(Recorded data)
================================
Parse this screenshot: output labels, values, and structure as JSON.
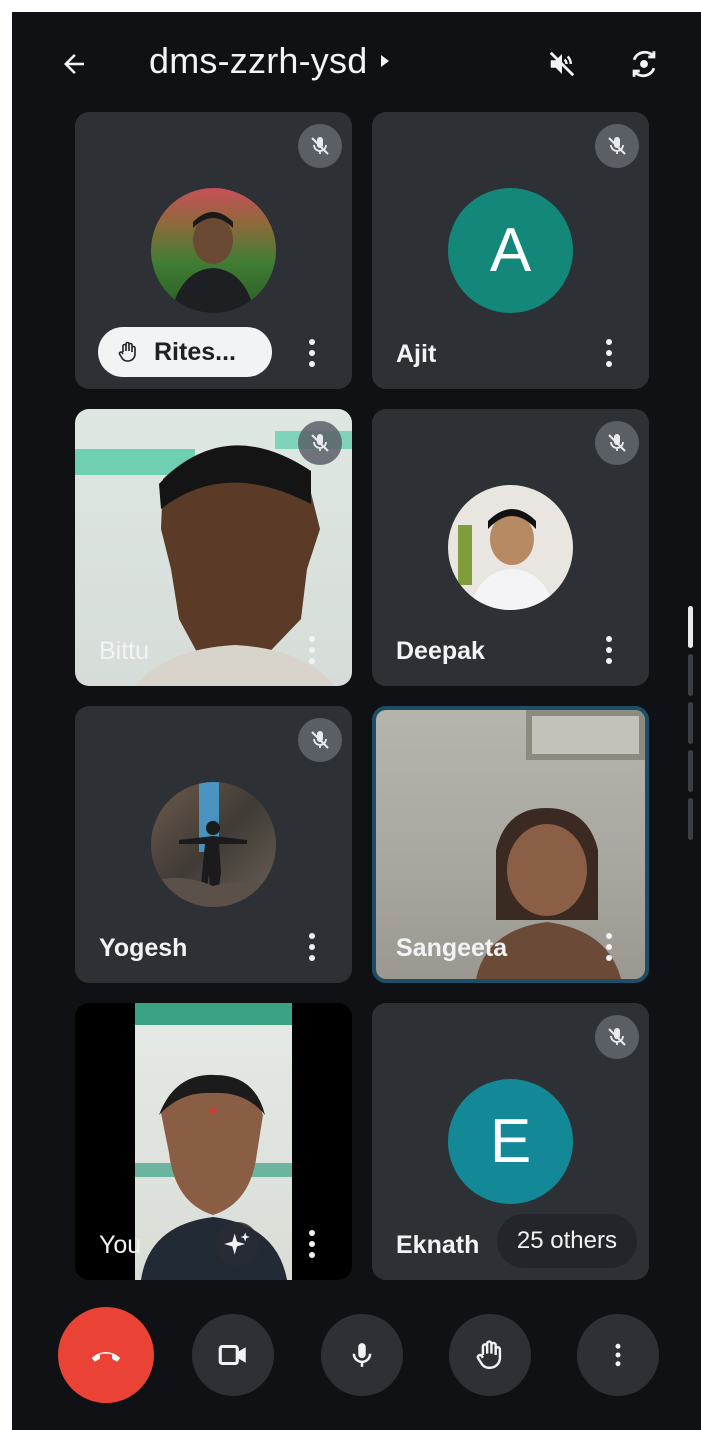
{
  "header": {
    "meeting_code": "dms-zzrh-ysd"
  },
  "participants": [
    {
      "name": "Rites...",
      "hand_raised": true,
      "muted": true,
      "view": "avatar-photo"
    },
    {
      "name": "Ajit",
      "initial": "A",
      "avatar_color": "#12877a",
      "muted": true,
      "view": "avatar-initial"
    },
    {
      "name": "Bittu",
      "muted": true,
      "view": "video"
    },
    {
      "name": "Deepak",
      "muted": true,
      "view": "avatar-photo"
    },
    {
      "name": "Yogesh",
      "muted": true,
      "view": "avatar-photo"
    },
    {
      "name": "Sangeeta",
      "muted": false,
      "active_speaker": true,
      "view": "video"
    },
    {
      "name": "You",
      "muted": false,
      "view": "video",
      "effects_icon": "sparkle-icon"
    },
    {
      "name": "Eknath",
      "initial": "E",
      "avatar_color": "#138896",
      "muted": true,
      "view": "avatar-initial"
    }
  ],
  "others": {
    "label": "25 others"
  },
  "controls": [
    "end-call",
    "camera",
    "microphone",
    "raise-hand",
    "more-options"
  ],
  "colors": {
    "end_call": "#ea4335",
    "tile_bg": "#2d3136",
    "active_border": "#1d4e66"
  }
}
================================
**WHAT YOU WILL DO:** Repeat the material exactly as it reads, without any of its pictures.

**REPLY TO THE EXERCISE:**
Parse this screenshot: output labels, values, and structure as JSON.
{
  "header": {
    "meeting_code": "dms-zzrh-ysd"
  },
  "participants": [
    {
      "name": "Rites...",
      "hand_raised": true,
      "muted": true,
      "view": "avatar-photo"
    },
    {
      "name": "Ajit",
      "initial": "A",
      "avatar_color": "#12877a",
      "muted": true,
      "view": "avatar-initial"
    },
    {
      "name": "Bittu",
      "muted": true,
      "view": "video"
    },
    {
      "name": "Deepak",
      "muted": true,
      "view": "avatar-photo"
    },
    {
      "name": "Yogesh",
      "muted": true,
      "view": "avatar-photo"
    },
    {
      "name": "Sangeeta",
      "muted": false,
      "active_speaker": true,
      "view": "video"
    },
    {
      "name": "You",
      "muted": false,
      "view": "video",
      "effects_icon": "sparkle-icon"
    },
    {
      "name": "Eknath",
      "initial": "E",
      "avatar_color": "#138896",
      "muted": true,
      "view": "avatar-initial"
    }
  ],
  "others": {
    "label": "25 others"
  },
  "controls": [
    "end-call",
    "camera",
    "microphone",
    "raise-hand",
    "more-options"
  ],
  "colors": {
    "end_call": "#ea4335",
    "tile_bg": "#2d3136",
    "active_border": "#1d4e66"
  }
}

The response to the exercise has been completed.